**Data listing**
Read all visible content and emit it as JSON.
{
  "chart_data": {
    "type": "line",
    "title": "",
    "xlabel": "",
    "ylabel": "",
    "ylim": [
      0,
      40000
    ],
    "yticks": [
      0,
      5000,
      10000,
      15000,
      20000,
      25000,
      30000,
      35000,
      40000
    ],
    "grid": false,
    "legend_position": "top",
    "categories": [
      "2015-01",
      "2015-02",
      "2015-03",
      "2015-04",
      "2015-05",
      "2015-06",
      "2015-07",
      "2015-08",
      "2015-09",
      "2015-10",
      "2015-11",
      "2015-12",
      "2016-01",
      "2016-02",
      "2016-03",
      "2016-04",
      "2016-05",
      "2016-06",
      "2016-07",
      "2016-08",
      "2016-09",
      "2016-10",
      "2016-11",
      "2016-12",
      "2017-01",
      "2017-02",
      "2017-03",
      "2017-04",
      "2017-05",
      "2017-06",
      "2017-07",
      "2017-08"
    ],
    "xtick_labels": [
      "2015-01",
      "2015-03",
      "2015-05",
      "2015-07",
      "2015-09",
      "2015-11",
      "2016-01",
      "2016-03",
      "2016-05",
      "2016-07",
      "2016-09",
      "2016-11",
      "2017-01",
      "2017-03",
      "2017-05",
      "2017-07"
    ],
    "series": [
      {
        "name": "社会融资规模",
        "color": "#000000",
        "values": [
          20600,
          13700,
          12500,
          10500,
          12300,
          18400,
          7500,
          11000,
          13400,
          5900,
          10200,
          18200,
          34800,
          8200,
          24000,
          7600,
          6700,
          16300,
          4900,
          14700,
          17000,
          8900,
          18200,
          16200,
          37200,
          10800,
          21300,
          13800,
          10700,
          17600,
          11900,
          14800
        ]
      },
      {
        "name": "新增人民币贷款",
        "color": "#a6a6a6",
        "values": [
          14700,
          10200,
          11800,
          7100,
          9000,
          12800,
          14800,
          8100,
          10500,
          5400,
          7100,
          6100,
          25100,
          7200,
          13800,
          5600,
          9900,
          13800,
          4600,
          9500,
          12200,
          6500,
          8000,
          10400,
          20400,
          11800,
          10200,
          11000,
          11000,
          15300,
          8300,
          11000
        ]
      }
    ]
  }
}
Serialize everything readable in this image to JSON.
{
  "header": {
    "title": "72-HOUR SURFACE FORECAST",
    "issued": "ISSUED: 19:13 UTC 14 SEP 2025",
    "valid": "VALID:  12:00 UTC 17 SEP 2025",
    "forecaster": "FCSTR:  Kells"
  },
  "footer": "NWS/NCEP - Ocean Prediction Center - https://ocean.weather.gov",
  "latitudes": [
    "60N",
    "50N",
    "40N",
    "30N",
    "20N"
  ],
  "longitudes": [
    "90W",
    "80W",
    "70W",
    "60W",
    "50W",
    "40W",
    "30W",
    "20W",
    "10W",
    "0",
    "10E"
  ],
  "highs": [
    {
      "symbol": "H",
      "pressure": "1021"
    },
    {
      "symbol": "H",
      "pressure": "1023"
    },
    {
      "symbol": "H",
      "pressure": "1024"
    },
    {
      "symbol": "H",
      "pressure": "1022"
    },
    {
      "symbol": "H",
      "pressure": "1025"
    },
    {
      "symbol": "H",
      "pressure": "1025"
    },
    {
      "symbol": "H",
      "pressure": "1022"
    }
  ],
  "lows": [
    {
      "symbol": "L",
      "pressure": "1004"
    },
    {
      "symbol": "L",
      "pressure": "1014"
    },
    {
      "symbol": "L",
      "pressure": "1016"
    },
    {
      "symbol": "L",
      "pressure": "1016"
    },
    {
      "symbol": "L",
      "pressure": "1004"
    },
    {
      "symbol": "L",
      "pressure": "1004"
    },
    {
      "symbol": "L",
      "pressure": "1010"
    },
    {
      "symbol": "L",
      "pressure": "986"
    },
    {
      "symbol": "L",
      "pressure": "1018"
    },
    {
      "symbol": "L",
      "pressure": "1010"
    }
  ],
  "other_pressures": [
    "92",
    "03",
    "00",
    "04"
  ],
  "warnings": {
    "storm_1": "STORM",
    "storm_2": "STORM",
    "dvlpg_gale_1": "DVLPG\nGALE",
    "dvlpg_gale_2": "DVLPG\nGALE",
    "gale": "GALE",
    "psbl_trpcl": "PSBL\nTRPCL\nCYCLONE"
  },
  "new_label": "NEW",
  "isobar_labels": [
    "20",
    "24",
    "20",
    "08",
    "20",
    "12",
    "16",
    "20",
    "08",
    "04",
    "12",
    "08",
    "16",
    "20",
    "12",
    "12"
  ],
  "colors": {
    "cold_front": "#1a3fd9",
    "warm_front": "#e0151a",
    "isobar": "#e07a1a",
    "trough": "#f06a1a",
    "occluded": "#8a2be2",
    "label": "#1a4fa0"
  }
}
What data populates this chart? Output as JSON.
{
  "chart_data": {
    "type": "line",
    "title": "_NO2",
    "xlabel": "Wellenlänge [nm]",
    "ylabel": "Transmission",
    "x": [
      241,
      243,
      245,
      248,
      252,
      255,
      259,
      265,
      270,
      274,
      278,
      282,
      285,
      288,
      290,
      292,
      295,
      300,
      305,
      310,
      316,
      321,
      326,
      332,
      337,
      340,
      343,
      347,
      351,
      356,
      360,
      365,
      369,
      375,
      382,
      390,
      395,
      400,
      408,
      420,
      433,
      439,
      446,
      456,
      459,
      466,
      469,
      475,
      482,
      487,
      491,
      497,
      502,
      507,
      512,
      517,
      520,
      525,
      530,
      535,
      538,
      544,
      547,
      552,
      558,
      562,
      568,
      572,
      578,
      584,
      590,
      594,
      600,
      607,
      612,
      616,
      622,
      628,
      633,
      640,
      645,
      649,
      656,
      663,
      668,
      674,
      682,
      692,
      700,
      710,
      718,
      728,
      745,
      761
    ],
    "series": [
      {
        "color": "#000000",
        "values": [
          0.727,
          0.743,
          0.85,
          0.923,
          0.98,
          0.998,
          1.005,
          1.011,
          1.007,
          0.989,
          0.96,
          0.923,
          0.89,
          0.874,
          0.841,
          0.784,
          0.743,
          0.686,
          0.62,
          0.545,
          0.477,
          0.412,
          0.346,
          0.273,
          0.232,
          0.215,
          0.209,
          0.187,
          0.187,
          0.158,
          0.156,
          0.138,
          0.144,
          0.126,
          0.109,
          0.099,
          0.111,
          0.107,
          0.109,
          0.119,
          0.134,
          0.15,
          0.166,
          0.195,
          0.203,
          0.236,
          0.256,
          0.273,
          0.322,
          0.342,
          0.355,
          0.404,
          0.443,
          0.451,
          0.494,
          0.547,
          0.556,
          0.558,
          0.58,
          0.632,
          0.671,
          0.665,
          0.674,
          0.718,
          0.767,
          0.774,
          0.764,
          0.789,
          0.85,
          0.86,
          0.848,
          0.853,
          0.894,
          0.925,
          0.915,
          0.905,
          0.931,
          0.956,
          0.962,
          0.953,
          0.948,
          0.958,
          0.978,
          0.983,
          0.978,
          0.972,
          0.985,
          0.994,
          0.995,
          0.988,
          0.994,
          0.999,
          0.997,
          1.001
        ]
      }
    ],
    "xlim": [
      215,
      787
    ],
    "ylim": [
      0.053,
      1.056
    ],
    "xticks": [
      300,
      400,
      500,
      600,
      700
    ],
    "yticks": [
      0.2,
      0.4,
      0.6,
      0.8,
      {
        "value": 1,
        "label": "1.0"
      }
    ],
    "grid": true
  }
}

**What is being asked**
Write the material out exactly, with nothing left out.

**Exercise answer**
Read all visible content and emit it as JSON.
{
  "chart_data": {
    "type": "line",
    "title": "",
    "xlabel": "",
    "ylabel": "",
    "ylim": [
      0,
      40000
    ],
    "yticks": [
      0,
      5000,
      10000,
      15000,
      20000,
      25000,
      30000,
      35000,
      40000
    ],
    "grid": false,
    "legend_position": "top",
    "categories": [
      "2015-01",
      "2015-02",
      "2015-03",
      "2015-04",
      "2015-05",
      "2015-06",
      "2015-07",
      "2015-08",
      "2015-09",
      "2015-10",
      "2015-11",
      "2015-12",
      "2016-01",
      "2016-02",
      "2016-03",
      "2016-04",
      "2016-05",
      "2016-06",
      "2016-07",
      "2016-08",
      "2016-09",
      "2016-10",
      "2016-11",
      "2016-12",
      "2017-01",
      "2017-02",
      "2017-03",
      "2017-04",
      "2017-05",
      "2017-06",
      "2017-07",
      "2017-08"
    ],
    "xtick_labels": [
      "2015-01",
      "2015-03",
      "2015-05",
      "2015-07",
      "2015-09",
      "2015-11",
      "2016-01",
      "2016-03",
      "2016-05",
      "2016-07",
      "2016-09",
      "2016-11",
      "2017-01",
      "2017-03",
      "2017-05",
      "2017-07"
    ],
    "series": [
      {
        "name": "社会融资规模",
        "color": "#000000",
        "values": [
          20600,
          13700,
          12500,
          10500,
          12300,
          18400,
          7500,
          11000,
          13400,
          5900,
          10200,
          18200,
          34800,
          8200,
          24000,
          7600,
          6700,
          16300,
          4900,
          14700,
          17000,
          8900,
          18200,
          16200,
          37200,
          10800,
          21300,
          13800,
          10700,
          17600,
          11900,
          14800
        ]
      },
      {
        "name": "新增人民币贷款",
        "color": "#a6a6a6",
        "values": [
          14700,
          10200,
          11800,
          7100,
          9000,
          12800,
          14800,
          8100,
          10500,
          5400,
          7100,
          6100,
          25100,
          7200,
          13800,
          5600,
          9900,
          13800,
          4600,
          9500,
          12200,
          6500,
          8000,
          10400,
          20400,
          11800,
          10200,
          11000,
          11000,
          15300,
          8300,
          11000
        ]
      }
    ]
  }
}
Serialize everything readable in this image to JSON.
{
  "header": {
    "title": "72-HOUR SURFACE FORECAST",
    "issued": "ISSUED: 19:13 UTC 14 SEP 2025",
    "valid": "VALID:  12:00 UTC 17 SEP 2025",
    "forecaster": "FCSTR:  Kells"
  },
  "footer": "NWS/NCEP - Ocean Prediction Center - https://ocean.weather.gov",
  "latitudes": [
    "60N",
    "50N",
    "40N",
    "30N",
    "20N"
  ],
  "longitudes": [
    "90W",
    "80W",
    "70W",
    "60W",
    "50W",
    "40W",
    "30W",
    "20W",
    "10W",
    "0",
    "10E"
  ],
  "highs": [
    {
      "symbol": "H",
      "pressure": "1021"
    },
    {
      "symbol": "H",
      "pressure": "1023"
    },
    {
      "symbol": "H",
      "pressure": "1024"
    },
    {
      "symbol": "H",
      "pressure": "1022"
    },
    {
      "symbol": "H",
      "pressure": "1025"
    },
    {
      "symbol": "H",
      "pressure": "1025"
    },
    {
      "symbol": "H",
      "pressure": "1022"
    }
  ],
  "lows": [
    {
      "symbol": "L",
      "pressure": "1004"
    },
    {
      "symbol": "L",
      "pressure": "1014"
    },
    {
      "symbol": "L",
      "pressure": "1016"
    },
    {
      "symbol": "L",
      "pressure": "1016"
    },
    {
      "symbol": "L",
      "pressure": "1004"
    },
    {
      "symbol": "L",
      "pressure": "1004"
    },
    {
      "symbol": "L",
      "pressure": "1010"
    },
    {
      "symbol": "L",
      "pressure": "986"
    },
    {
      "symbol": "L",
      "pressure": "1018"
    },
    {
      "symbol": "L",
      "pressure": "1010"
    }
  ],
  "other_pressures": [
    "92",
    "03",
    "00",
    "04"
  ],
  "warnings": {
    "storm_1": "STORM",
    "storm_2": "STORM",
    "dvlpg_gale_1": "DVLPG\nGALE",
    "dvlpg_gale_2": "DVLPG\nGALE",
    "gale": "GALE",
    "psbl_trpcl": "PSBL\nTRPCL\nCYCLONE"
  },
  "new_label": "NEW",
  "isobar_labels": [
    "20",
    "24",
    "20",
    "08",
    "20",
    "12",
    "16",
    "20",
    "08",
    "04",
    "12",
    "08",
    "16",
    "20",
    "12",
    "12"
  ],
  "colors": {
    "cold_front": "#1a3fd9",
    "warm_front": "#e0151a",
    "isobar": "#e07a1a",
    "trough": "#f06a1a",
    "occluded": "#8a2be2",
    "label": "#1a4fa0"
  }
}
What data populates this chart? Output as JSON.
{
  "chart_data": {
    "type": "line",
    "title": "_NO2",
    "xlabel": "Wellenlänge [nm]",
    "ylabel": "Transmission",
    "x": [
      241,
      243,
      245,
      248,
      252,
      255,
      259,
      265,
      270,
      274,
      278,
      282,
      285,
      288,
      290,
      292,
      295,
      300,
      305,
      310,
      316,
      321,
      326,
      332,
      337,
      340,
      343,
      347,
      351,
      356,
      360,
      365,
      369,
      375,
      382,
      390,
      395,
      400,
      408,
      420,
      433,
      439,
      446,
      456,
      459,
      466,
      469,
      475,
      482,
      487,
      491,
      497,
      502,
      507,
      512,
      517,
      520,
      525,
      530,
      535,
      538,
      544,
      547,
      552,
      558,
      562,
      568,
      572,
      578,
      584,
      590,
      594,
      600,
      607,
      612,
      616,
      622,
      628,
      633,
      640,
      645,
      649,
      656,
      663,
      668,
      674,
      682,
      692,
      700,
      710,
      718,
      728,
      745,
      761
    ],
    "series": [
      {
        "color": "#000000",
        "values": [
          0.727,
          0.743,
          0.85,
          0.923,
          0.98,
          0.998,
          1.005,
          1.011,
          1.007,
          0.989,
          0.96,
          0.923,
          0.89,
          0.874,
          0.841,
          0.784,
          0.743,
          0.686,
          0.62,
          0.545,
          0.477,
          0.412,
          0.346,
          0.273,
          0.232,
          0.215,
          0.209,
          0.187,
          0.187,
          0.158,
          0.156,
          0.138,
          0.144,
          0.126,
          0.109,
          0.099,
          0.111,
          0.107,
          0.109,
          0.119,
          0.134,
          0.15,
          0.166,
          0.195,
          0.203,
          0.236,
          0.256,
          0.273,
          0.322,
          0.342,
          0.355,
          0.404,
          0.443,
          0.451,
          0.494,
          0.547,
          0.556,
          0.558,
          0.58,
          0.632,
          0.671,
          0.665,
          0.674,
          0.718,
          0.767,
          0.774,
          0.764,
          0.789,
          0.85,
          0.86,
          0.848,
          0.853,
          0.894,
          0.925,
          0.915,
          0.905,
          0.931,
          0.956,
          0.962,
          0.953,
          0.948,
          0.958,
          0.978,
          0.983,
          0.978,
          0.972,
          0.985,
          0.994,
          0.995,
          0.988,
          0.994,
          0.999,
          0.997,
          1.001
        ]
      }
    ],
    "xlim": [
      215,
      787
    ],
    "ylim": [
      0.053,
      1.056
    ],
    "xticks": [
      300,
      400,
      500,
      600,
      700
    ],
    "yticks": [
      0.2,
      0.4,
      0.6,
      0.8,
      {
        "value": 1,
        "label": "1.0"
      }
    ],
    "grid": true
  }
}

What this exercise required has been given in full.